# START OF RECORDS

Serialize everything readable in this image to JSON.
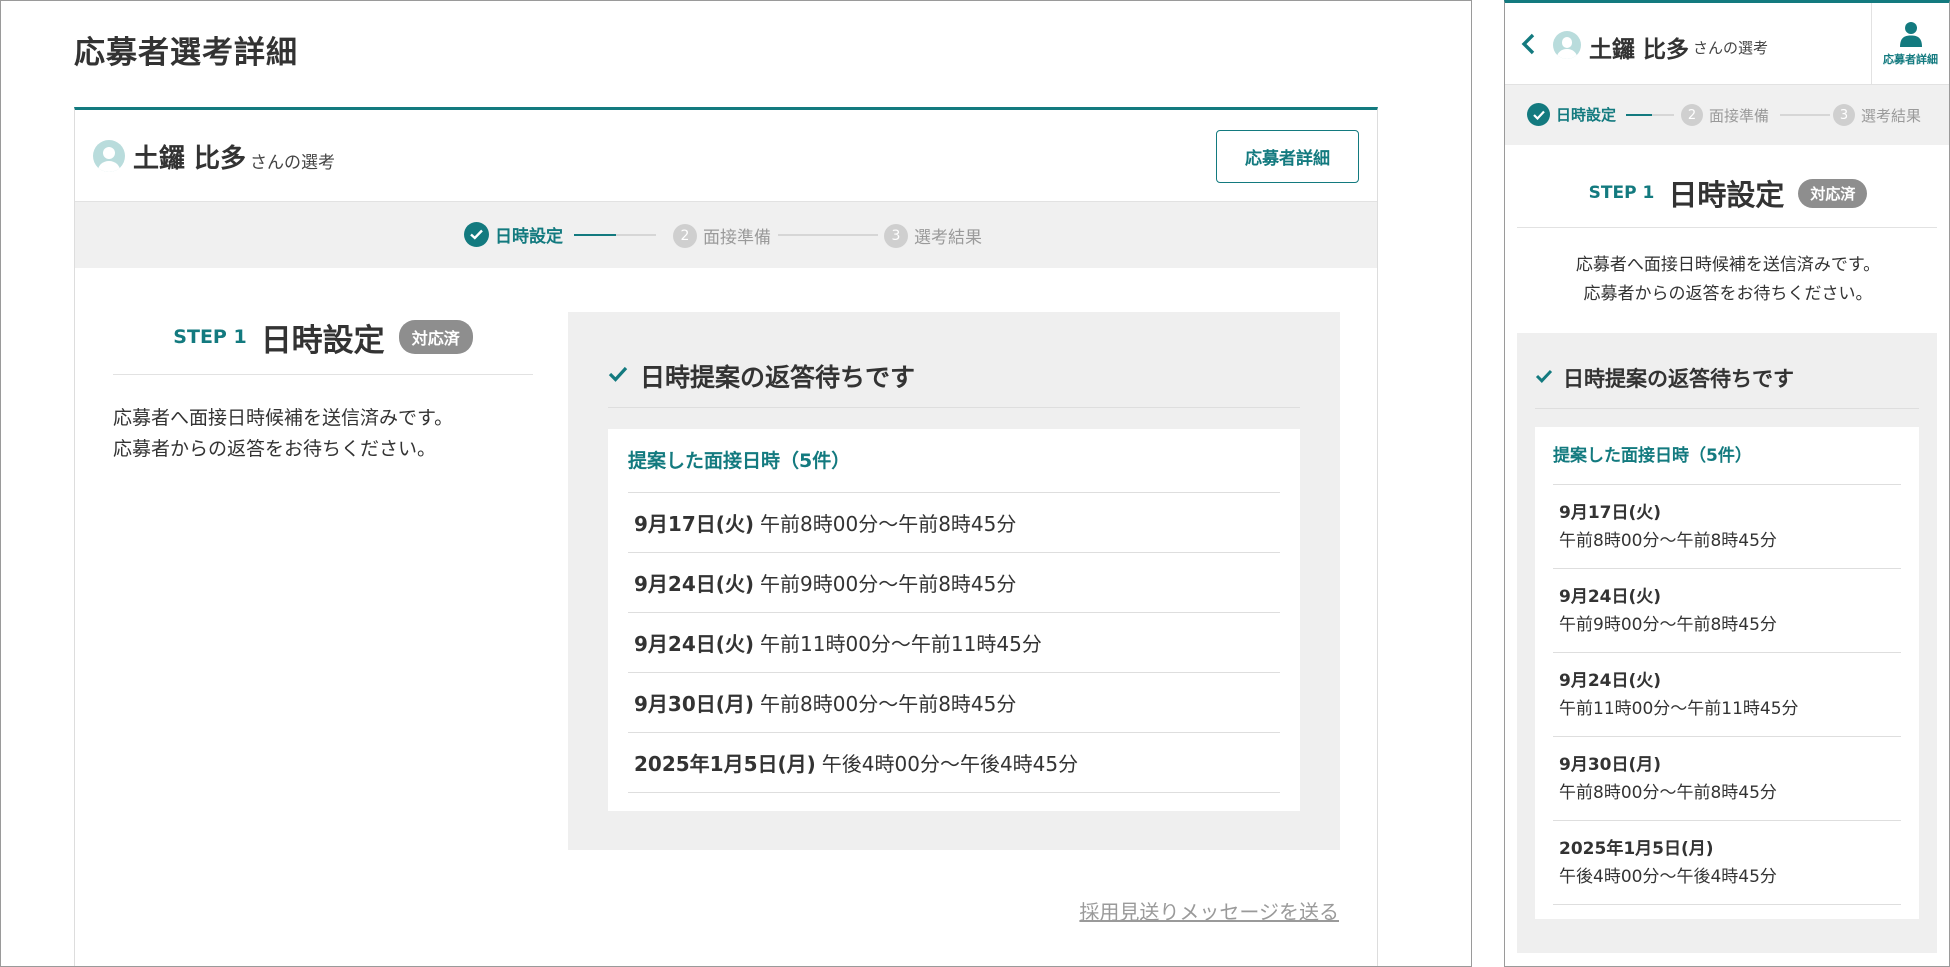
{
  "page": {
    "title": "応募者選考詳細"
  },
  "candidate": {
    "name": "土鑼 比多",
    "suffix": "さんの選考"
  },
  "header": {
    "detail_button": "応募者詳細",
    "mobile_detail_label": "応募者詳細"
  },
  "stepper": [
    {
      "number": "1",
      "label": "日時設定",
      "state": "done"
    },
    {
      "number": "2",
      "label": "面接準備",
      "state": "pending"
    },
    {
      "number": "3",
      "label": "選考結果",
      "state": "pending"
    }
  ],
  "step": {
    "label": "STEP 1",
    "title": "日時設定",
    "badge": "対応済",
    "description_line1": "応募者へ面接日時候補を送信済みです。",
    "description_line2": "応募者からの返答をお待ちください。"
  },
  "waiting": {
    "title": "日時提案の返答待ちです",
    "slots_title": "提案した面接日時（5件）",
    "slots": [
      {
        "date": "9月17日(火)",
        "time": "午前8時00分〜午前8時45分"
      },
      {
        "date": "9月24日(火)",
        "time": "午前9時00分〜午前8時45分"
      },
      {
        "date": "9月24日(火)",
        "time": "午前11時00分〜午前11時45分"
      },
      {
        "date": "9月30日(月)",
        "time": "午前8時00分〜午前8時45分"
      },
      {
        "date": "2025年1月5日(月)",
        "time": "午後4時00分〜午後4時45分"
      }
    ]
  },
  "footer": {
    "reject_link": "採用見送りメッセージを送る"
  },
  "colors": {
    "accent": "#137a7f",
    "badge": "#8e8e8e",
    "panel_bg": "#efefef",
    "muted": "#9a9a9a"
  },
  "icons": [
    "person-avatar-icon",
    "check-circle-icon",
    "check-icon",
    "chevron-left-icon",
    "person-icon"
  ]
}
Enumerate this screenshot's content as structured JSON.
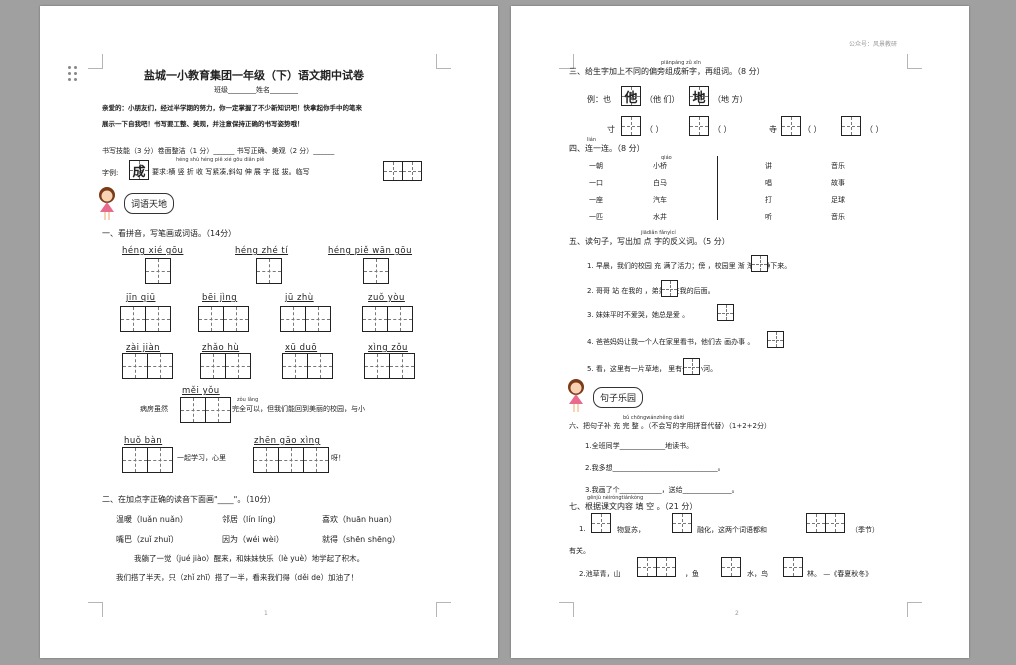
{
  "page1": {
    "title": "盐城一小教育集团一年级（下）语文期中试卷",
    "class_name": "班级________姓名________",
    "intro_line1": "亲爱的：小朋友们，经过半学期的努力，你一定掌握了不少新知识吧！快拿起你手中的笔来",
    "intro_line2": "展示一下自我吧！书写要工整、美观，并注意保持正确的书写姿势哦！",
    "writing_skill": "书写技能（3 分）卷面整洁（1 分）______ 书写正确、美观（2 分）______",
    "char_model_label": "字例:",
    "char_model_char": "成",
    "char_model_py": "héng shù héng piě xié gōu diǎn piě",
    "char_model_text": "要求:横 竖 折 收 写紧凑,斜勾 伸 展 字 挺 拔。临写",
    "badge1": "词语天地",
    "q1_title": "一、看拼音，写笔画或词语。（14分）",
    "q1_py_row1": [
      "héng xié gōu",
      "héng zhé tí",
      "héng piě wān gōu"
    ],
    "q1_py_row2": [
      "jīn qiū",
      "bēi jìng",
      "jū zhù",
      "zuǒ yòu"
    ],
    "q1_py_row3": [
      "zài jiàn",
      "zhǎo hù",
      "xū duō",
      "xìng zǒu"
    ],
    "q1_py_row4": "měi yǒu",
    "q1_sentence1_a": "病房虽然",
    "q1_sentence1_py": "zǒu lǎng",
    "q1_sentence1_b": "完全可以，但我们能回到美丽的校园，与小",
    "q1_py_row5a": "huǒ bàn",
    "q1_py_row5b": "zhēn gāo xìng",
    "q1_sentence2_a": "一起学习，心里",
    "q1_sentence2_b": "呀！",
    "q2_title": "二、在加点字正确的读音下面画\"____\"。（10分）",
    "q2_row1": [
      "温暖（luǎn nuǎn）",
      "邻居（lín líng）",
      "喜欢（huān huan）"
    ],
    "q2_row2": [
      "嘴巴（zuǐ zhuǐ）",
      "因为（wéi wèi）",
      "就得（shēn shēng）"
    ],
    "q2_row3": "我躺了一觉（jué jiào）醒来，和妹妹快乐（lè yuè）地学起了积木。",
    "q2_row4": "我们搭了半天，只（zhǐ zhī）搭了一半，看来我们得（děi de）加油了！",
    "page_number": "1"
  },
  "page2": {
    "header": "公众号：风景教研",
    "q3_title": "三、给生字加上不同的偏旁组成新字，再组词。（8 分）",
    "q3_title_py": "piānpáng zǔ  xīn",
    "q3_example_label": "例：也",
    "q3_example_char1": "他",
    "q3_example_text1": "（他 们）",
    "q3_example_char2": "地",
    "q3_example_text2": "（地 方）",
    "q3_row": [
      "寸",
      "（        ）",
      "（        ）",
      "寺",
      "（        ）",
      "（        ）"
    ],
    "q4_title": "四、连一连。（8 分）",
    "q4_title_py": "lián",
    "q4_left": [
      "一朝",
      "一口",
      "一座",
      "一匹"
    ],
    "q4_middle": [
      "小桥",
      "白马",
      "汽车",
      "水井"
    ],
    "q4_middle_py": "qiáo",
    "q4_right1": [
      "讲",
      "唱",
      "打",
      "听"
    ],
    "q4_right2": [
      "音乐",
      "故事",
      "足球",
      "音乐"
    ],
    "q5_title": "五、读句子，写出加 点 字的反义词。（5 分）",
    "q5_title_py": "jiādiǎn  fǎnyìcí",
    "q5_items": [
      "1. 早晨，我们的校园 充 满了活力；傍          ，校园里 渐 渐 安静下来。",
      "2. 哥哥 站 在我的       ，弟弟站在我的后面。",
      "3. 妹妹平时不爱哭，她总是爱         。",
      "4. 爸爸妈妈让我一个人在家里看书，他们去         画办事 。",
      "5. 看，这里有一片草地，         里有一条小河。"
    ],
    "badge2": "句子乐园",
    "q6_title": "六、把句子补 充 完 整 。（不会写的字用拼音代替）（1+2+2分）",
    "q6_title_py": "bǔ chōngwánzhěng   dàitì",
    "q6_items": [
      "1.全班同学_____________地读书。",
      "2.我多想______________________________。",
      "3.我画了个____________，送给______________。"
    ],
    "q7_title": "七、根据课文内容 填 空 。（21 分）",
    "q7_title_py": "gēnjù  nèiróngtiánkòng",
    "q7_row1_a": "1.",
    "q7_row1_b": "物复苏，",
    "q7_row1_c": "融化，这两个词语都和",
    "q7_row1_d": "（季节）",
    "q7_row1_e": "有关。",
    "q7_row2_a": "2.池草青，山",
    "q7_row2_b": "，鱼",
    "q7_row2_c": "水，鸟",
    "q7_row2_d": "林。 —《春夏秋冬》",
    "page_number": "2"
  }
}
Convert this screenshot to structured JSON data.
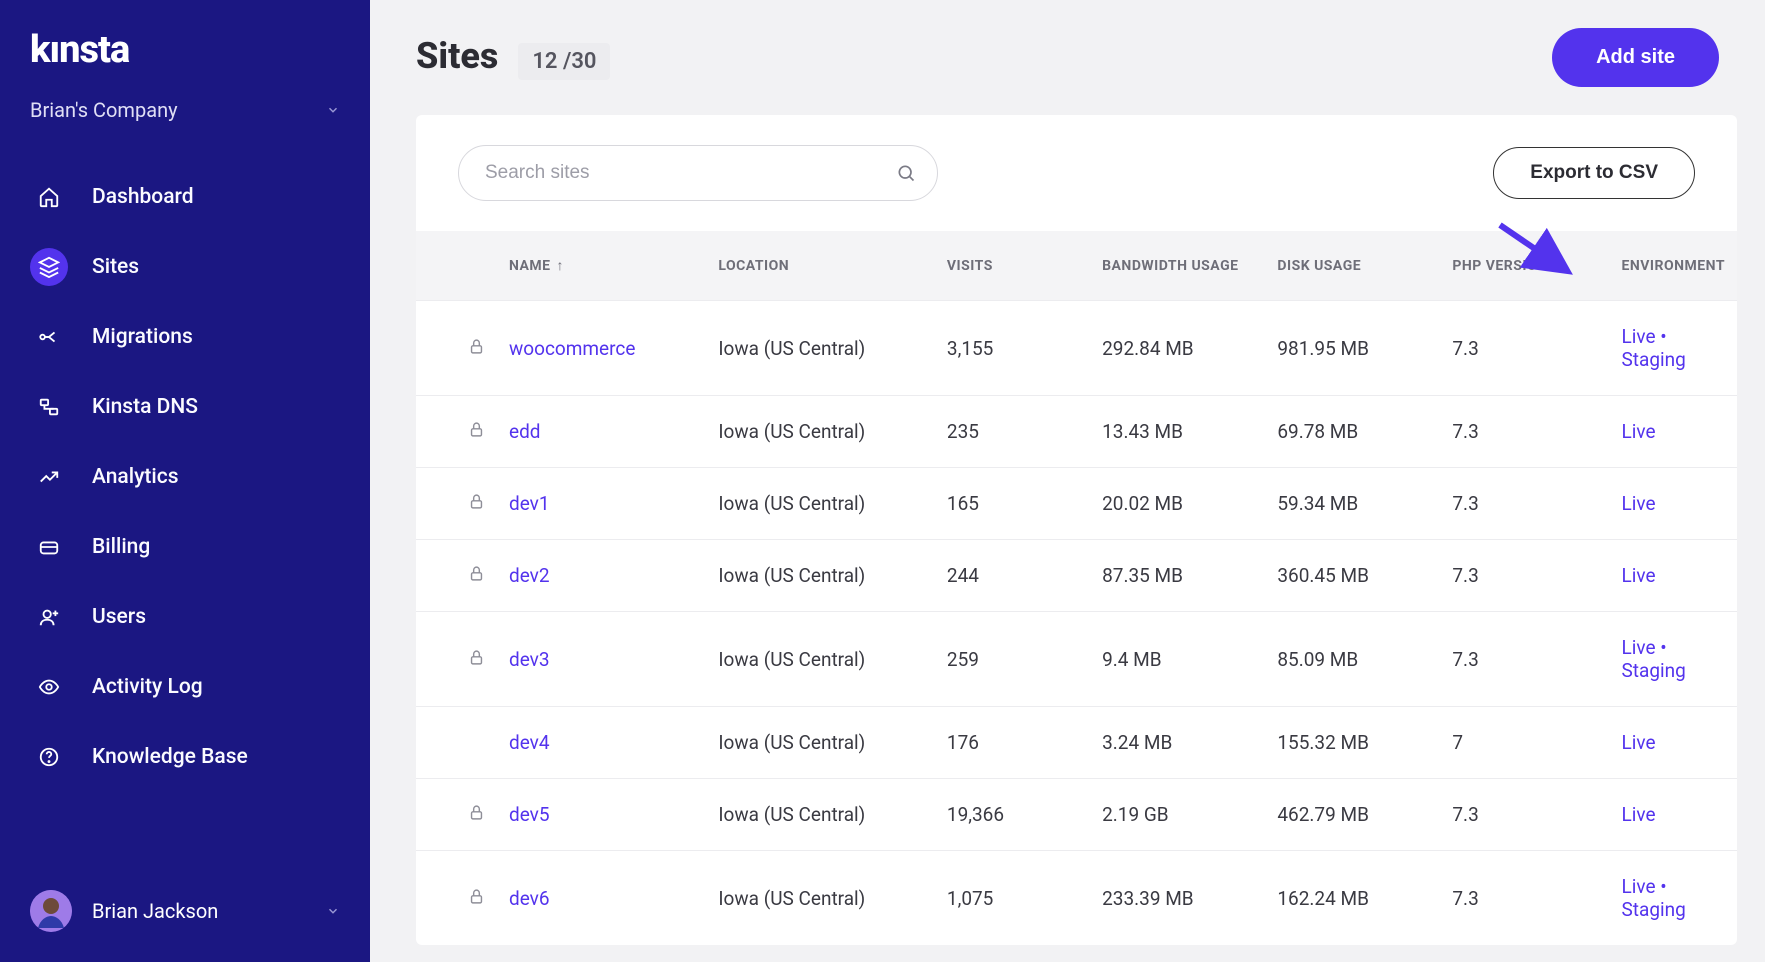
{
  "sidebar": {
    "logo_text": "kınsta",
    "company_name": "Brian's Company",
    "nav": [
      {
        "label": "Dashboard",
        "icon": "home-icon"
      },
      {
        "label": "Sites",
        "icon": "layers-icon"
      },
      {
        "label": "Migrations",
        "icon": "merge-icon"
      },
      {
        "label": "Kinsta DNS",
        "icon": "dns-icon"
      },
      {
        "label": "Analytics",
        "icon": "analytics-icon"
      },
      {
        "label": "Billing",
        "icon": "billing-icon"
      },
      {
        "label": "Users",
        "icon": "users-icon"
      },
      {
        "label": "Activity Log",
        "icon": "eye-icon"
      },
      {
        "label": "Knowledge Base",
        "icon": "help-icon"
      }
    ],
    "user_name": "Brian Jackson"
  },
  "header": {
    "title": "Sites",
    "count": "12 /30",
    "add_btn": "Add site"
  },
  "toolbar": {
    "search_placeholder": "Search sites",
    "export_btn": "Export to CSV"
  },
  "table": {
    "headers": {
      "name": "NAME",
      "location": "LOCATION",
      "visits": "VISITS",
      "bandwidth": "BANDWIDTH USAGE",
      "disk": "DISK USAGE",
      "php": "PHP VERSION",
      "env": "ENVIRONMENT"
    },
    "rows": [
      {
        "locked": true,
        "name": "woocommerce",
        "location": "Iowa (US Central)",
        "visits": "3,155",
        "bandwidth": "292.84 MB",
        "disk": "981.95 MB",
        "php": "7.3",
        "env": [
          "Live",
          "Staging"
        ]
      },
      {
        "locked": true,
        "name": "edd",
        "location": "Iowa (US Central)",
        "visits": "235",
        "bandwidth": "13.43 MB",
        "disk": "69.78 MB",
        "php": "7.3",
        "env": [
          "Live"
        ]
      },
      {
        "locked": true,
        "name": "dev1",
        "location": "Iowa (US Central)",
        "visits": "165",
        "bandwidth": "20.02 MB",
        "disk": "59.34 MB",
        "php": "7.3",
        "env": [
          "Live"
        ]
      },
      {
        "locked": true,
        "name": "dev2",
        "location": "Iowa (US Central)",
        "visits": "244",
        "bandwidth": "87.35 MB",
        "disk": "360.45 MB",
        "php": "7.3",
        "env": [
          "Live"
        ]
      },
      {
        "locked": true,
        "name": "dev3",
        "location": "Iowa (US Central)",
        "visits": "259",
        "bandwidth": "9.4 MB",
        "disk": "85.09 MB",
        "php": "7.3",
        "env": [
          "Live",
          "Staging"
        ]
      },
      {
        "locked": false,
        "name": "dev4",
        "location": "Iowa (US Central)",
        "visits": "176",
        "bandwidth": "3.24 MB",
        "disk": "155.32 MB",
        "php": "7",
        "env": [
          "Live"
        ]
      },
      {
        "locked": true,
        "name": "dev5",
        "location": "Iowa (US Central)",
        "visits": "19,366",
        "bandwidth": "2.19 GB",
        "disk": "462.79 MB",
        "php": "7.3",
        "env": [
          "Live"
        ]
      },
      {
        "locked": true,
        "name": "dev6",
        "location": "Iowa (US Central)",
        "visits": "1,075",
        "bandwidth": "233.39 MB",
        "disk": "162.24 MB",
        "php": "7.3",
        "env": [
          "Live",
          "Staging"
        ]
      }
    ]
  }
}
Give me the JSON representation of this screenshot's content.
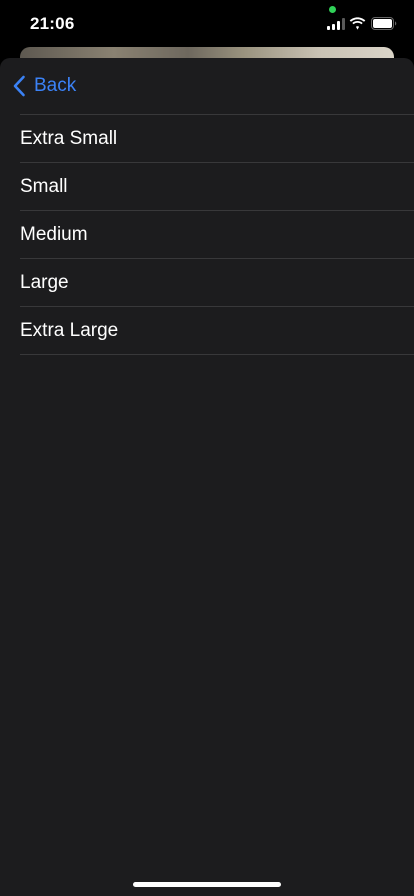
{
  "status_bar": {
    "time": "21:06",
    "icons": [
      "cellular-signal-icon",
      "wifi-icon",
      "battery-icon"
    ],
    "camera_indicator_color": "#30d158"
  },
  "nav": {
    "back_label": "Back",
    "back_icon": "chevron-left-icon"
  },
  "options": [
    {
      "label": "Extra Small"
    },
    {
      "label": "Small"
    },
    {
      "label": "Medium"
    },
    {
      "label": "Large"
    },
    {
      "label": "Extra Large"
    }
  ],
  "colors": {
    "accent": "#3b82f6",
    "sheet_background": "#1c1c1e",
    "separator": "#38383a",
    "text": "#ffffff"
  }
}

# END OF RECORDS

Repeat exactly the lines in the entries from the one containing "Give me the" to the final line, inclusive, and nothing beyond them; skip pictures.

EXERCISE ANSWER>
Give me the JSON representation of this screenshot's content.
{
  "status_bar": {
    "time": "21:06",
    "icons": [
      "cellular-signal-icon",
      "wifi-icon",
      "battery-icon"
    ],
    "camera_indicator_color": "#30d158"
  },
  "nav": {
    "back_label": "Back",
    "back_icon": "chevron-left-icon"
  },
  "options": [
    {
      "label": "Extra Small"
    },
    {
      "label": "Small"
    },
    {
      "label": "Medium"
    },
    {
      "label": "Large"
    },
    {
      "label": "Extra Large"
    }
  ],
  "colors": {
    "accent": "#3b82f6",
    "sheet_background": "#1c1c1e",
    "separator": "#38383a",
    "text": "#ffffff"
  }
}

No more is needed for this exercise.